Extracted records:
────────

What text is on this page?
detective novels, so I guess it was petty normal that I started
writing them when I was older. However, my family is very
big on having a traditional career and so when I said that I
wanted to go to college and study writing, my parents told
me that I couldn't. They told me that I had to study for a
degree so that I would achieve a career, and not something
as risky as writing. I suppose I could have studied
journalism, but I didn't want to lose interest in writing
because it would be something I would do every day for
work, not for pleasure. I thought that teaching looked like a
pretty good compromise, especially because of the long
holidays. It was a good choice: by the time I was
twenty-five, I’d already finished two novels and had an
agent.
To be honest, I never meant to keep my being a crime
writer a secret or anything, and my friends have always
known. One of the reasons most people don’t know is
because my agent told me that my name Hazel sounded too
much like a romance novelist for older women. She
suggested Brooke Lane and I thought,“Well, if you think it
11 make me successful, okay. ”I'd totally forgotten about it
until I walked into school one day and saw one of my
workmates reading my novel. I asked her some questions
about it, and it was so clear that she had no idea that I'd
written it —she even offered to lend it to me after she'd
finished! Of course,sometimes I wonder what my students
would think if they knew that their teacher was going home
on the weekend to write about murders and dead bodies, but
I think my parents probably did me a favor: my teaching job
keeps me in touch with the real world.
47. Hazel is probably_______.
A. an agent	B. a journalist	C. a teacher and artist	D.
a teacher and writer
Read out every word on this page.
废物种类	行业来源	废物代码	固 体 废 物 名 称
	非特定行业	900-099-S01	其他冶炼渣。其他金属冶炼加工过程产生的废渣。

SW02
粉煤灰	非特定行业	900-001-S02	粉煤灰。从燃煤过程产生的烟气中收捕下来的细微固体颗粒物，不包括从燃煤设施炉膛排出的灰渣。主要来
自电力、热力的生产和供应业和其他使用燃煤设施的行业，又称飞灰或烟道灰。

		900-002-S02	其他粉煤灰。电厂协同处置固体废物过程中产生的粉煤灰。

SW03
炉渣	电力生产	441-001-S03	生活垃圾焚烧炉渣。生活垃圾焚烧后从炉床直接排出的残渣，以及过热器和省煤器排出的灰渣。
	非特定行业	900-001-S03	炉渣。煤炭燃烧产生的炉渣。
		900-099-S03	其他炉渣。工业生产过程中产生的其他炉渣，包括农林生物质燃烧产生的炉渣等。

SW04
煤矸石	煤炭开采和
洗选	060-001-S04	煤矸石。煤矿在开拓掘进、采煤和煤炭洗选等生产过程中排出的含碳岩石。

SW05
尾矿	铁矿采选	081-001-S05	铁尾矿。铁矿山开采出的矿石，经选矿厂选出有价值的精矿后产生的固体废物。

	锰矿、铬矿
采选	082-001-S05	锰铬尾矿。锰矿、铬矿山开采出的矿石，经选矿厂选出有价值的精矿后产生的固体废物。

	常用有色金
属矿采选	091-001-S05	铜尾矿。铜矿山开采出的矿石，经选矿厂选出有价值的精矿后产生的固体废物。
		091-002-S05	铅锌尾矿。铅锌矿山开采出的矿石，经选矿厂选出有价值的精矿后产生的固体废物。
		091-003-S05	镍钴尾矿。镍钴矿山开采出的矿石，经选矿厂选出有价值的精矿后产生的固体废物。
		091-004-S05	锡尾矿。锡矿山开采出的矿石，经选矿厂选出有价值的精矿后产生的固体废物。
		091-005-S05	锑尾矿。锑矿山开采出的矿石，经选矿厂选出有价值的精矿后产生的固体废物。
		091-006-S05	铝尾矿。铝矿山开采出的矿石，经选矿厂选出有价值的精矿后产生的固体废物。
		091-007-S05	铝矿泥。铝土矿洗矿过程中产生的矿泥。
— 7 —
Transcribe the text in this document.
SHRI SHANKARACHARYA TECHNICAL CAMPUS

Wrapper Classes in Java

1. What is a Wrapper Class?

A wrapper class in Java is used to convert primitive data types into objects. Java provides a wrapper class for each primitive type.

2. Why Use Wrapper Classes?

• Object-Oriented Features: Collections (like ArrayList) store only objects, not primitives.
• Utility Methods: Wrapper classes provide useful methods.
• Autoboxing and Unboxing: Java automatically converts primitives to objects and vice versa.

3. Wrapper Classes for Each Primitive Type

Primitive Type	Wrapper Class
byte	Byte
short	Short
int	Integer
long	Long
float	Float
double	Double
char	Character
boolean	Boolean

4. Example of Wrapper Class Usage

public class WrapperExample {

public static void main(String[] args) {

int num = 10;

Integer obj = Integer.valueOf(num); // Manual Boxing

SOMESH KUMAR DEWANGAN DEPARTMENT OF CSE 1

────────

* [What needs to be done] Copy each line from the records above that includes the string "public".

* [The response]
public class WrapperExample {
public static void main(String[] args) {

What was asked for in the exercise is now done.